BRIEF: Repeat the whole of the data, keeping every detail the same.
________________________________________
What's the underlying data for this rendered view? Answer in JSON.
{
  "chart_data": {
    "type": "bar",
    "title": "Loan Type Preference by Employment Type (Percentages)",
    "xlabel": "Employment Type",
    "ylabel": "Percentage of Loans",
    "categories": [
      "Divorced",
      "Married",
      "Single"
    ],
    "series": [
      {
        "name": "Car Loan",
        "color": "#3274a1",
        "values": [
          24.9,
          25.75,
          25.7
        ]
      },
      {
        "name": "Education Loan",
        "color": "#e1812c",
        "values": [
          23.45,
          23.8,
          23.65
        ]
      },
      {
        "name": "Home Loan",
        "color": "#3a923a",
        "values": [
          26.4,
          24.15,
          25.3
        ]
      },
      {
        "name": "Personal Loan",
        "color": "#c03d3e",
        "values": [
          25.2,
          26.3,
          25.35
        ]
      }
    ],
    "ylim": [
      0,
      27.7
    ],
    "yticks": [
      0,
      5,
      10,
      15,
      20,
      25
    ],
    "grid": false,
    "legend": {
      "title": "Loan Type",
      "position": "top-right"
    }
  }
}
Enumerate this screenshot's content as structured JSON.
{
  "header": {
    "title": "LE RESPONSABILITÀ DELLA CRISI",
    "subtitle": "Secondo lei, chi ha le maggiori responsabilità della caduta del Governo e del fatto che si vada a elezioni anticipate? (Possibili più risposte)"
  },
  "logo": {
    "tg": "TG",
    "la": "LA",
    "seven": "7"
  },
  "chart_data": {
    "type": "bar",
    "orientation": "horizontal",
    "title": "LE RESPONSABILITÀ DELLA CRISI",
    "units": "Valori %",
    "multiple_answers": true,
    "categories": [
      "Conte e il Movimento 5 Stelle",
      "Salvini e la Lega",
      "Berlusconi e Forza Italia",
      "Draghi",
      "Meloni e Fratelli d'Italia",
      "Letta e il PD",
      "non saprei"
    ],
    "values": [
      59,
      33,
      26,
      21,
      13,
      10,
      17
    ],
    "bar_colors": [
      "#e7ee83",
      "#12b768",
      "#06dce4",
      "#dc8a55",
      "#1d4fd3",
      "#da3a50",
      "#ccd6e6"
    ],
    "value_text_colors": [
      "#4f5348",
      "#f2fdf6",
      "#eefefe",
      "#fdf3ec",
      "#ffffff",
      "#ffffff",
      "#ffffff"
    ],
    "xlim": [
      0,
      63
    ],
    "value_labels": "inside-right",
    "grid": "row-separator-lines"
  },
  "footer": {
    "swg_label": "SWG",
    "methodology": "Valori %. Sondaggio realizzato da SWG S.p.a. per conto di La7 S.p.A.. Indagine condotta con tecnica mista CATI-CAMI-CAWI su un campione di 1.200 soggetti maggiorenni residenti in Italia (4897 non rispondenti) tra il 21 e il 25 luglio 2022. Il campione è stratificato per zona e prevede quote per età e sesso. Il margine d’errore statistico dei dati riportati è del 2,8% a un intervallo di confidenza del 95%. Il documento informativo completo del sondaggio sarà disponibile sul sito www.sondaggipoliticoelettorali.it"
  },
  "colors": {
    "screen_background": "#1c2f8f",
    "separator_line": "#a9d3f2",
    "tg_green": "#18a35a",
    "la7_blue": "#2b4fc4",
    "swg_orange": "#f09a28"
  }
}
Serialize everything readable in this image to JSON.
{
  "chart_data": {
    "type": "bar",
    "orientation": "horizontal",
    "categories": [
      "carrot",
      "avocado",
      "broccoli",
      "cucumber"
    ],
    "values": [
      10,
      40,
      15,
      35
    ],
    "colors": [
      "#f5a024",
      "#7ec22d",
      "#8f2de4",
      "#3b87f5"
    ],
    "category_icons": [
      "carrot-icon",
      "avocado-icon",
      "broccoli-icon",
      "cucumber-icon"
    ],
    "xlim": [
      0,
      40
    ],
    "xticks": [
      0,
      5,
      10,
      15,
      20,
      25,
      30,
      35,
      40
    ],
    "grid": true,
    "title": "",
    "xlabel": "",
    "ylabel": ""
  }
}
________________________________________
RESPONSE TO THE EXERCISE:
What's the underlying data for this rendered view? Answer in JSON.
{
  "chart_data": {
    "type": "bar",
    "title": "Loan Type Preference by Employment Type (Percentages)",
    "xlabel": "Employment Type",
    "ylabel": "Percentage of Loans",
    "categories": [
      "Divorced",
      "Married",
      "Single"
    ],
    "series": [
      {
        "name": "Car Loan",
        "color": "#3274a1",
        "values": [
          24.9,
          25.75,
          25.7
        ]
      },
      {
        "name": "Education Loan",
        "color": "#e1812c",
        "values": [
          23.45,
          23.8,
          23.65
        ]
      },
      {
        "name": "Home Loan",
        "color": "#3a923a",
        "values": [
          26.4,
          24.15,
          25.3
        ]
      },
      {
        "name": "Personal Loan",
        "color": "#c03d3e",
        "values": [
          25.2,
          26.3,
          25.35
        ]
      }
    ],
    "ylim": [
      0,
      27.7
    ],
    "yticks": [
      0,
      5,
      10,
      15,
      20,
      25
    ],
    "grid": false,
    "legend": {
      "title": "Loan Type",
      "position": "top-right"
    }
  }
}
Enumerate this screenshot's content as structured JSON.
{
  "header": {
    "title": "LE RESPONSABILITÀ DELLA CRISI",
    "subtitle": "Secondo lei, chi ha le maggiori responsabilità della caduta del Governo e del fatto che si vada a elezioni anticipate? (Possibili più risposte)"
  },
  "logo": {
    "tg": "TG",
    "la": "LA",
    "seven": "7"
  },
  "chart_data": {
    "type": "bar",
    "orientation": "horizontal",
    "title": "LE RESPONSABILITÀ DELLA CRISI",
    "units": "Valori %",
    "multiple_answers": true,
    "categories": [
      "Conte e il Movimento 5 Stelle",
      "Salvini e la Lega",
      "Berlusconi e Forza Italia",
      "Draghi",
      "Meloni e Fratelli d'Italia",
      "Letta e il PD",
      "non saprei"
    ],
    "values": [
      59,
      33,
      26,
      21,
      13,
      10,
      17
    ],
    "bar_colors": [
      "#e7ee83",
      "#12b768",
      "#06dce4",
      "#dc8a55",
      "#1d4fd3",
      "#da3a50",
      "#ccd6e6"
    ],
    "value_text_colors": [
      "#4f5348",
      "#f2fdf6",
      "#eefefe",
      "#fdf3ec",
      "#ffffff",
      "#ffffff",
      "#ffffff"
    ],
    "xlim": [
      0,
      63
    ],
    "value_labels": "inside-right",
    "grid": "row-separator-lines"
  },
  "footer": {
    "swg_label": "SWG",
    "methodology": "Valori %. Sondaggio realizzato da SWG S.p.a. per conto di La7 S.p.A.. Indagine condotta con tecnica mista CATI-CAMI-CAWI su un campione di 1.200 soggetti maggiorenni residenti in Italia (4897 non rispondenti) tra il 21 e il 25 luglio 2022. Il campione è stratificato per zona e prevede quote per età e sesso. Il margine d’errore statistico dei dati riportati è del 2,8% a un intervallo di confidenza del 95%. Il documento informativo completo del sondaggio sarà disponibile sul sito www.sondaggipoliticoelettorali.it"
  },
  "colors": {
    "screen_background": "#1c2f8f",
    "separator_line": "#a9d3f2",
    "tg_green": "#18a35a",
    "la7_blue": "#2b4fc4",
    "swg_orange": "#f09a28"
  }
}
Serialize everything readable in this image to JSON.
{
  "chart_data": {
    "type": "bar",
    "orientation": "horizontal",
    "categories": [
      "carrot",
      "avocado",
      "broccoli",
      "cucumber"
    ],
    "values": [
      10,
      40,
      15,
      35
    ],
    "colors": [
      "#f5a024",
      "#7ec22d",
      "#8f2de4",
      "#3b87f5"
    ],
    "category_icons": [
      "carrot-icon",
      "avocado-icon",
      "broccoli-icon",
      "cucumber-icon"
    ],
    "xlim": [
      0,
      40
    ],
    "xticks": [
      0,
      5,
      10,
      15,
      20,
      25,
      30,
      35,
      40
    ],
    "grid": true,
    "title": "",
    "xlabel": "",
    "ylabel": ""
  }
}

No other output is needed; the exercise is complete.